* [Problem description]
Retype all of the data. Every line must match exactly.
[Start of Material to process]
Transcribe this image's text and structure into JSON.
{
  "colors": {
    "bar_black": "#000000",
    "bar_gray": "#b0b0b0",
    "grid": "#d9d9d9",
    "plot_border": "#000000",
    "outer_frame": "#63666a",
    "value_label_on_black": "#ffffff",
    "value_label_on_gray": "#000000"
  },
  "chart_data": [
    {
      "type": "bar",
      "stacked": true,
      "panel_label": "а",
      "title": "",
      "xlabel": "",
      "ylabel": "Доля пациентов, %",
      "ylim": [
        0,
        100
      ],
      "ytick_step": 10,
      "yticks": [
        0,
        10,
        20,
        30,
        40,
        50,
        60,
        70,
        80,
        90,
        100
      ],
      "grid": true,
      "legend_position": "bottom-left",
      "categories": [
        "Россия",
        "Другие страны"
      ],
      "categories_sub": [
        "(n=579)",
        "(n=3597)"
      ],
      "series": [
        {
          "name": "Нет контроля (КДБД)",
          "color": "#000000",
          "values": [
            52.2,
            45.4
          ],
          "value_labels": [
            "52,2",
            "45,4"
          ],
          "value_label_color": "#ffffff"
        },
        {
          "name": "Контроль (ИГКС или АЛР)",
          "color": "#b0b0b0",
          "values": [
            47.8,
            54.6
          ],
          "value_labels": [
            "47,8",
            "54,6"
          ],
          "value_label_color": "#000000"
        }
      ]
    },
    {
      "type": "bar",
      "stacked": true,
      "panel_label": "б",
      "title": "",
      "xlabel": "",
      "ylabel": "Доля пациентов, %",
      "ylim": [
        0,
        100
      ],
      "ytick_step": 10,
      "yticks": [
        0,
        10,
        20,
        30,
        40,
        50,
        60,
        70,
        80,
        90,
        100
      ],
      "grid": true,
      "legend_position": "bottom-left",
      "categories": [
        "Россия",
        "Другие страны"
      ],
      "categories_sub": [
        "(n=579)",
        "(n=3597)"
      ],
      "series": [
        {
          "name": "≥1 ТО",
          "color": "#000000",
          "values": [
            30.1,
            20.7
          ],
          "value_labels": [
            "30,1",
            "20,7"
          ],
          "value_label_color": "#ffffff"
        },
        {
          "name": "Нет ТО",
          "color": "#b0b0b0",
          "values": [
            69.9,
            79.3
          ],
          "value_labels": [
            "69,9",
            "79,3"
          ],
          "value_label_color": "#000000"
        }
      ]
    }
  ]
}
[End of Material to process]
* [Exercise result]
Transcribe this image's text and structure into JSON.
{
  "colors": {
    "bar_black": "#000000",
    "bar_gray": "#b0b0b0",
    "grid": "#d9d9d9",
    "plot_border": "#000000",
    "outer_frame": "#63666a",
    "value_label_on_black": "#ffffff",
    "value_label_on_gray": "#000000"
  },
  "chart_data": [
    {
      "type": "bar",
      "stacked": true,
      "panel_label": "а",
      "title": "",
      "xlabel": "",
      "ylabel": "Доля пациентов, %",
      "ylim": [
        0,
        100
      ],
      "ytick_step": 10,
      "yticks": [
        0,
        10,
        20,
        30,
        40,
        50,
        60,
        70,
        80,
        90,
        100
      ],
      "grid": true,
      "legend_position": "bottom-left",
      "categories": [
        "Россия",
        "Другие страны"
      ],
      "categories_sub": [
        "(n=579)",
        "(n=3597)"
      ],
      "series": [
        {
          "name": "Нет контроля (КДБД)",
          "color": "#000000",
          "values": [
            52.2,
            45.4
          ],
          "value_labels": [
            "52,2",
            "45,4"
          ],
          "value_label_color": "#ffffff"
        },
        {
          "name": "Контроль (ИГКС или АЛР)",
          "color": "#b0b0b0",
          "values": [
            47.8,
            54.6
          ],
          "value_labels": [
            "47,8",
            "54,6"
          ],
          "value_label_color": "#000000"
        }
      ]
    },
    {
      "type": "bar",
      "stacked": true,
      "panel_label": "б",
      "title": "",
      "xlabel": "",
      "ylabel": "Доля пациентов, %",
      "ylim": [
        0,
        100
      ],
      "ytick_step": 10,
      "yticks": [
        0,
        10,
        20,
        30,
        40,
        50,
        60,
        70,
        80,
        90,
        100
      ],
      "grid": true,
      "legend_position": "bottom-left",
      "categories": [
        "Россия",
        "Другие страны"
      ],
      "categories_sub": [
        "(n=579)",
        "(n=3597)"
      ],
      "series": [
        {
          "name": "≥1 ТО",
          "color": "#000000",
          "values": [
            30.1,
            20.7
          ],
          "value_labels": [
            "30,1",
            "20,7"
          ],
          "value_label_color": "#ffffff"
        },
        {
          "name": "Нет ТО",
          "color": "#b0b0b0",
          "values": [
            69.9,
            79.3
          ],
          "value_labels": [
            "69,9",
            "79,3"
          ],
          "value_label_color": "#000000"
        }
      ]
    }
  ]
}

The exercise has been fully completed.